▶ [Your objective]: Output the data that follows exactly, line for line.

▶ [Excerpt from a dataset]:

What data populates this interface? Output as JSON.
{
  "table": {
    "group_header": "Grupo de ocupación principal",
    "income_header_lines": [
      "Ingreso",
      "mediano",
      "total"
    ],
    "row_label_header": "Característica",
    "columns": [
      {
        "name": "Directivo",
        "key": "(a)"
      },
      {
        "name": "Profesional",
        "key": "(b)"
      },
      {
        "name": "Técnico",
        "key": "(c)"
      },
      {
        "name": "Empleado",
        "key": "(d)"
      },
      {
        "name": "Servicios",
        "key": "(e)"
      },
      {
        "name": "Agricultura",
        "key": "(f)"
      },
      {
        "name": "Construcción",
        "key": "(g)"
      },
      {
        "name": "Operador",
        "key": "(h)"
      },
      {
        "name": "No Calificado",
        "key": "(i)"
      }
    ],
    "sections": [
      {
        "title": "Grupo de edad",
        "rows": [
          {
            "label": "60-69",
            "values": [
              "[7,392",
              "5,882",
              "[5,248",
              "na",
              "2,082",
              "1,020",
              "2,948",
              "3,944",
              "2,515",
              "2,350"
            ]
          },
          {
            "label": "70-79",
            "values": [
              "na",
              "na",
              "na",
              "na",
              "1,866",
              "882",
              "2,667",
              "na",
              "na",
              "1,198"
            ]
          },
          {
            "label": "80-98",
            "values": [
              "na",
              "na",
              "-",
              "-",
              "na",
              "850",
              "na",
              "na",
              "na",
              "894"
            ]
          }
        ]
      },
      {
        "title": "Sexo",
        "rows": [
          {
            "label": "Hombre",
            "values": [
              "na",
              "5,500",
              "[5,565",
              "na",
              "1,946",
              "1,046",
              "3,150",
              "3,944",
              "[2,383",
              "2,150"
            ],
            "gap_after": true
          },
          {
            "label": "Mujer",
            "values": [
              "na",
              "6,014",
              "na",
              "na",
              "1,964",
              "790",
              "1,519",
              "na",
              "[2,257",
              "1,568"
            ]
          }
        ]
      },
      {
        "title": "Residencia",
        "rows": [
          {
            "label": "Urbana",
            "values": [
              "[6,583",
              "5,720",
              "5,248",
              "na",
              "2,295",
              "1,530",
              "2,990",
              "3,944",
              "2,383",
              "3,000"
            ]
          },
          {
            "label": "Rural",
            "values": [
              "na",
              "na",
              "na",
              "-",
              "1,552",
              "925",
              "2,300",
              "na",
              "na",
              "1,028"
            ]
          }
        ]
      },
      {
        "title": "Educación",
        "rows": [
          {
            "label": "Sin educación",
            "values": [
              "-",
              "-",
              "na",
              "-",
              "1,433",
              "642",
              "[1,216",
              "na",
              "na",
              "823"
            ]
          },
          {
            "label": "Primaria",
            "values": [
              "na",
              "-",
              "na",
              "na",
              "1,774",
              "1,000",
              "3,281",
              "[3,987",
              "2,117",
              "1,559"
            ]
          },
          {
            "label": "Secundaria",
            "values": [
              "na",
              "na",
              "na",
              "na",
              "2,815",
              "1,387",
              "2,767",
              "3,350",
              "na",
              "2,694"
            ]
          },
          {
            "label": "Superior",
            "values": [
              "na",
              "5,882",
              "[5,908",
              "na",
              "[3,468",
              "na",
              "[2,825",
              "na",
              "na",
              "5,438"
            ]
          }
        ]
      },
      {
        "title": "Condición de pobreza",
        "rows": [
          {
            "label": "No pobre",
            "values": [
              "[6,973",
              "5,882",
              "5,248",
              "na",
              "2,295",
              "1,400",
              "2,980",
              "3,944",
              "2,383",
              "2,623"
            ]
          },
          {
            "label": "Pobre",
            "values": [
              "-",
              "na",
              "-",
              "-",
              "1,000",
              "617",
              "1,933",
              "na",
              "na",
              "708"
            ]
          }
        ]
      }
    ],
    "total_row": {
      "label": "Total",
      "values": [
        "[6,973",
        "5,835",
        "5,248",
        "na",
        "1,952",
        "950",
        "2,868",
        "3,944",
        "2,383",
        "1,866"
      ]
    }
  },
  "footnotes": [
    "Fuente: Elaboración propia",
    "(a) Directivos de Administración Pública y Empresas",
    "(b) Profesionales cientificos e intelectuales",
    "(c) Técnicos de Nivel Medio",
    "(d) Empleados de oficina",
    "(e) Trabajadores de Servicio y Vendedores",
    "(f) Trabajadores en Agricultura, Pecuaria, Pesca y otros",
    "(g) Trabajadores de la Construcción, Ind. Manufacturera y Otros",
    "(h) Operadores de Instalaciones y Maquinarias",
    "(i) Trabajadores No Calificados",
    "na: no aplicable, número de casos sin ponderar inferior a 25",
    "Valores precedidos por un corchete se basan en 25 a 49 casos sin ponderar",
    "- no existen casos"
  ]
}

▶ [Answer in full]:
What data populates this interface? Output as JSON.
{
  "table": {
    "group_header": "Grupo de ocupación principal",
    "income_header_lines": [
      "Ingreso",
      "mediano",
      "total"
    ],
    "row_label_header": "Característica",
    "columns": [
      {
        "name": "Directivo",
        "key": "(a)"
      },
      {
        "name": "Profesional",
        "key": "(b)"
      },
      {
        "name": "Técnico",
        "key": "(c)"
      },
      {
        "name": "Empleado",
        "key": "(d)"
      },
      {
        "name": "Servicios",
        "key": "(e)"
      },
      {
        "name": "Agricultura",
        "key": "(f)"
      },
      {
        "name": "Construcción",
        "key": "(g)"
      },
      {
        "name": "Operador",
        "key": "(h)"
      },
      {
        "name": "No Calificado",
        "key": "(i)"
      }
    ],
    "sections": [
      {
        "title": "Grupo de edad",
        "rows": [
          {
            "label": "60-69",
            "values": [
              "[7,392",
              "5,882",
              "[5,248",
              "na",
              "2,082",
              "1,020",
              "2,948",
              "3,944",
              "2,515",
              "2,350"
            ]
          },
          {
            "label": "70-79",
            "values": [
              "na",
              "na",
              "na",
              "na",
              "1,866",
              "882",
              "2,667",
              "na",
              "na",
              "1,198"
            ]
          },
          {
            "label": "80-98",
            "values": [
              "na",
              "na",
              "-",
              "-",
              "na",
              "850",
              "na",
              "na",
              "na",
              "894"
            ]
          }
        ]
      },
      {
        "title": "Sexo",
        "rows": [
          {
            "label": "Hombre",
            "values": [
              "na",
              "5,500",
              "[5,565",
              "na",
              "1,946",
              "1,046",
              "3,150",
              "3,944",
              "[2,383",
              "2,150"
            ],
            "gap_after": true
          },
          {
            "label": "Mujer",
            "values": [
              "na",
              "6,014",
              "na",
              "na",
              "1,964",
              "790",
              "1,519",
              "na",
              "[2,257",
              "1,568"
            ]
          }
        ]
      },
      {
        "title": "Residencia",
        "rows": [
          {
            "label": "Urbana",
            "values": [
              "[6,583",
              "5,720",
              "5,248",
              "na",
              "2,295",
              "1,530",
              "2,990",
              "3,944",
              "2,383",
              "3,000"
            ]
          },
          {
            "label": "Rural",
            "values": [
              "na",
              "na",
              "na",
              "-",
              "1,552",
              "925",
              "2,300",
              "na",
              "na",
              "1,028"
            ]
          }
        ]
      },
      {
        "title": "Educación",
        "rows": [
          {
            "label": "Sin educación",
            "values": [
              "-",
              "-",
              "na",
              "-",
              "1,433",
              "642",
              "[1,216",
              "na",
              "na",
              "823"
            ]
          },
          {
            "label": "Primaria",
            "values": [
              "na",
              "-",
              "na",
              "na",
              "1,774",
              "1,000",
              "3,281",
              "[3,987",
              "2,117",
              "1,559"
            ]
          },
          {
            "label": "Secundaria",
            "values": [
              "na",
              "na",
              "na",
              "na",
              "2,815",
              "1,387",
              "2,767",
              "3,350",
              "na",
              "2,694"
            ]
          },
          {
            "label": "Superior",
            "values": [
              "na",
              "5,882",
              "[5,908",
              "na",
              "[3,468",
              "na",
              "[2,825",
              "na",
              "na",
              "5,438"
            ]
          }
        ]
      },
      {
        "title": "Condición de pobreza",
        "rows": [
          {
            "label": "No pobre",
            "values": [
              "[6,973",
              "5,882",
              "5,248",
              "na",
              "2,295",
              "1,400",
              "2,980",
              "3,944",
              "2,383",
              "2,623"
            ]
          },
          {
            "label": "Pobre",
            "values": [
              "-",
              "na",
              "-",
              "-",
              "1,000",
              "617",
              "1,933",
              "na",
              "na",
              "708"
            ]
          }
        ]
      }
    ],
    "total_row": {
      "label": "Total",
      "values": [
        "[6,973",
        "5,835",
        "5,248",
        "na",
        "1,952",
        "950",
        "2,868",
        "3,944",
        "2,383",
        "1,866"
      ]
    }
  },
  "footnotes": [
    "Fuente: Elaboración propia",
    "(a) Directivos de Administración Pública y Empresas",
    "(b) Profesionales cientificos e intelectuales",
    "(c) Técnicos de Nivel Medio",
    "(d) Empleados de oficina",
    "(e) Trabajadores de Servicio y Vendedores",
    "(f) Trabajadores en Agricultura, Pecuaria, Pesca y otros",
    "(g) Trabajadores de la Construcción, Ind. Manufacturera y Otros",
    "(h) Operadores de Instalaciones y Maquinarias",
    "(i) Trabajadores No Calificados",
    "na: no aplicable, número de casos sin ponderar inferior a 25",
    "Valores precedidos por un corchete se basan en 25 a 49 casos sin ponderar",
    "- no existen casos"
  ]
}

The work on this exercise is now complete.